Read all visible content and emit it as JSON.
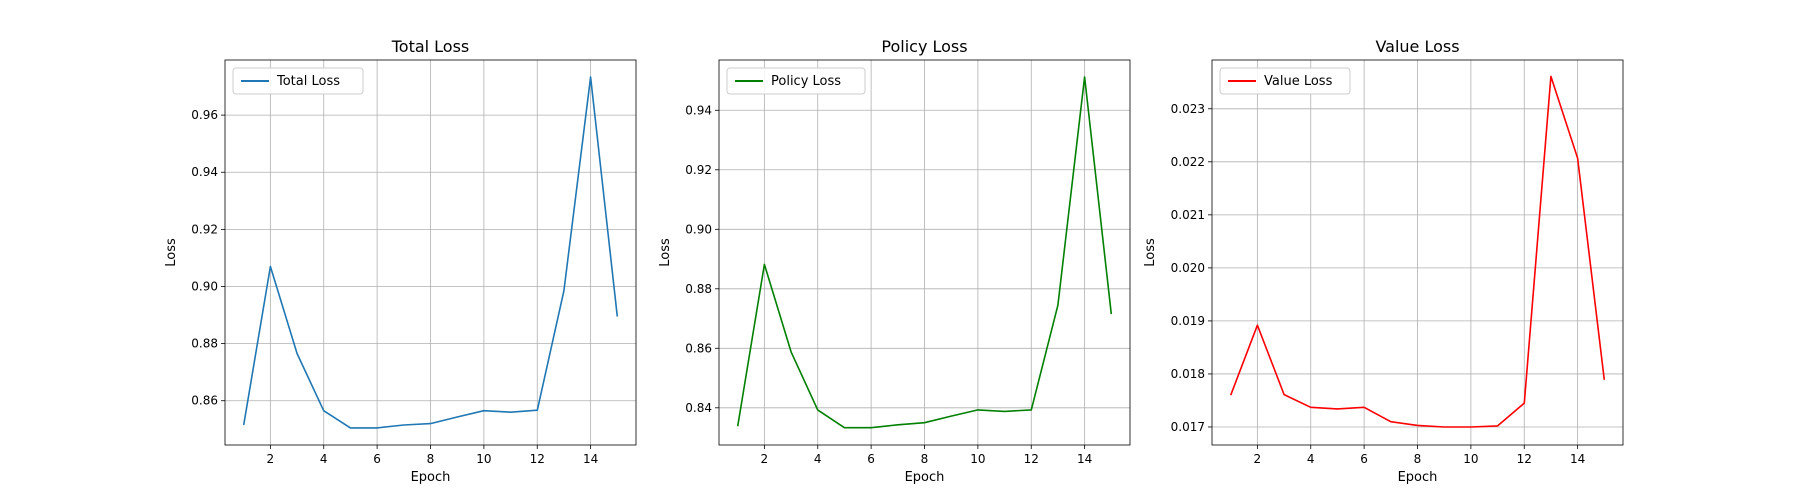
{
  "chart_data": [
    {
      "type": "line",
      "title": "Total Loss",
      "xlabel": "Epoch",
      "ylabel": "Loss",
      "xlim": [
        0.3,
        15.7
      ],
      "ylim": [
        0.8445,
        0.9793
      ],
      "xticks": [
        2,
        4,
        6,
        8,
        10,
        12,
        14
      ],
      "yticks": [
        0.86,
        0.88,
        0.9,
        0.92,
        0.94,
        0.96
      ],
      "ytick_labels": [
        "0.86",
        "0.88",
        "0.90",
        "0.92",
        "0.94",
        "0.96"
      ],
      "grid": true,
      "legend_position": "upper-left",
      "series": [
        {
          "name": "Total Loss",
          "color": "#1f77b4",
          "x": [
            1,
            2,
            3,
            4,
            5,
            6,
            7,
            8,
            9,
            10,
            11,
            12,
            13,
            14,
            15
          ],
          "y": [
            0.8515,
            0.907,
            0.8765,
            0.8565,
            0.8505,
            0.8505,
            0.8515,
            0.852,
            0.8543,
            0.8565,
            0.856,
            0.8567,
            0.8985,
            0.9733,
            0.8895
          ]
        }
      ]
    },
    {
      "type": "line",
      "title": "Policy Loss",
      "xlabel": "Epoch",
      "ylabel": "Loss",
      "xlim": [
        0.3,
        15.7
      ],
      "ylim": [
        0.8275,
        0.9569
      ],
      "xticks": [
        2,
        4,
        6,
        8,
        10,
        12,
        14
      ],
      "yticks": [
        0.84,
        0.86,
        0.88,
        0.9,
        0.92,
        0.94
      ],
      "ytick_labels": [
        "0.84",
        "0.86",
        "0.88",
        "0.90",
        "0.92",
        "0.94"
      ],
      "grid": true,
      "legend_position": "upper-left",
      "series": [
        {
          "name": "Policy Loss",
          "color": "#008000",
          "x": [
            1,
            2,
            3,
            4,
            5,
            6,
            7,
            8,
            9,
            10,
            11,
            12,
            13,
            14,
            15
          ],
          "y": [
            0.8338,
            0.8882,
            0.8588,
            0.8393,
            0.8333,
            0.8333,
            0.8343,
            0.835,
            0.8372,
            0.8393,
            0.8388,
            0.8393,
            0.8745,
            0.9512,
            0.8715
          ]
        }
      ]
    },
    {
      "type": "line",
      "title": "Value Loss",
      "xlabel": "Epoch",
      "ylabel": "Loss",
      "xlim": [
        0.3,
        15.7
      ],
      "ylim": [
        0.01666,
        0.02392
      ],
      "xticks": [
        2,
        4,
        6,
        8,
        10,
        12,
        14
      ],
      "yticks": [
        0.017,
        0.018,
        0.019,
        0.02,
        0.021,
        0.022,
        0.023
      ],
      "ytick_labels": [
        "0.017",
        "0.018",
        "0.019",
        "0.020",
        "0.021",
        "0.022",
        "0.023"
      ],
      "grid": true,
      "legend_position": "upper-left",
      "series": [
        {
          "name": "Value Loss",
          "color": "#ff0000",
          "x": [
            1,
            2,
            3,
            4,
            5,
            6,
            7,
            8,
            9,
            10,
            11,
            12,
            13,
            14,
            15
          ],
          "y": [
            0.0176,
            0.01892,
            0.01761,
            0.01737,
            0.01734,
            0.01737,
            0.0171,
            0.01703,
            0.017,
            0.017,
            0.01702,
            0.01745,
            0.02361,
            0.02207,
            0.01789
          ]
        }
      ]
    }
  ]
}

◆ ◆ ◆ ◆ ◆

## TASK TO CARRY OUT:
Make an exact copy of all entries above, dropping the images.

## COMPLETE ANSWER:
Read all visible content and emit it as JSON.
{
  "chart_data": [
    {
      "type": "line",
      "title": "Total Loss",
      "xlabel": "Epoch",
      "ylabel": "Loss",
      "xlim": [
        0.3,
        15.7
      ],
      "ylim": [
        0.8445,
        0.9793
      ],
      "xticks": [
        2,
        4,
        6,
        8,
        10,
        12,
        14
      ],
      "yticks": [
        0.86,
        0.88,
        0.9,
        0.92,
        0.94,
        0.96
      ],
      "ytick_labels": [
        "0.86",
        "0.88",
        "0.90",
        "0.92",
        "0.94",
        "0.96"
      ],
      "grid": true,
      "legend_position": "upper-left",
      "series": [
        {
          "name": "Total Loss",
          "color": "#1f77b4",
          "x": [
            1,
            2,
            3,
            4,
            5,
            6,
            7,
            8,
            9,
            10,
            11,
            12,
            13,
            14,
            15
          ],
          "y": [
            0.8515,
            0.907,
            0.8765,
            0.8565,
            0.8505,
            0.8505,
            0.8515,
            0.852,
            0.8543,
            0.8565,
            0.856,
            0.8567,
            0.8985,
            0.9733,
            0.8895
          ]
        }
      ]
    },
    {
      "type": "line",
      "title": "Policy Loss",
      "xlabel": "Epoch",
      "ylabel": "Loss",
      "xlim": [
        0.3,
        15.7
      ],
      "ylim": [
        0.8275,
        0.9569
      ],
      "xticks": [
        2,
        4,
        6,
        8,
        10,
        12,
        14
      ],
      "yticks": [
        0.84,
        0.86,
        0.88,
        0.9,
        0.92,
        0.94
      ],
      "ytick_labels": [
        "0.84",
        "0.86",
        "0.88",
        "0.90",
        "0.92",
        "0.94"
      ],
      "grid": true,
      "legend_position": "upper-left",
      "series": [
        {
          "name": "Policy Loss",
          "color": "#008000",
          "x": [
            1,
            2,
            3,
            4,
            5,
            6,
            7,
            8,
            9,
            10,
            11,
            12,
            13,
            14,
            15
          ],
          "y": [
            0.8338,
            0.8882,
            0.8588,
            0.8393,
            0.8333,
            0.8333,
            0.8343,
            0.835,
            0.8372,
            0.8393,
            0.8388,
            0.8393,
            0.8745,
            0.9512,
            0.8715
          ]
        }
      ]
    },
    {
      "type": "line",
      "title": "Value Loss",
      "xlabel": "Epoch",
      "ylabel": "Loss",
      "xlim": [
        0.3,
        15.7
      ],
      "ylim": [
        0.01666,
        0.02392
      ],
      "xticks": [
        2,
        4,
        6,
        8,
        10,
        12,
        14
      ],
      "yticks": [
        0.017,
        0.018,
        0.019,
        0.02,
        0.021,
        0.022,
        0.023
      ],
      "ytick_labels": [
        "0.017",
        "0.018",
        "0.019",
        "0.020",
        "0.021",
        "0.022",
        "0.023"
      ],
      "grid": true,
      "legend_position": "upper-left",
      "series": [
        {
          "name": "Value Loss",
          "color": "#ff0000",
          "x": [
            1,
            2,
            3,
            4,
            5,
            6,
            7,
            8,
            9,
            10,
            11,
            12,
            13,
            14,
            15
          ],
          "y": [
            0.0176,
            0.01892,
            0.01761,
            0.01737,
            0.01734,
            0.01737,
            0.0171,
            0.01703,
            0.017,
            0.017,
            0.01702,
            0.01745,
            0.02361,
            0.02207,
            0.01789
          ]
        }
      ]
    }
  ]
}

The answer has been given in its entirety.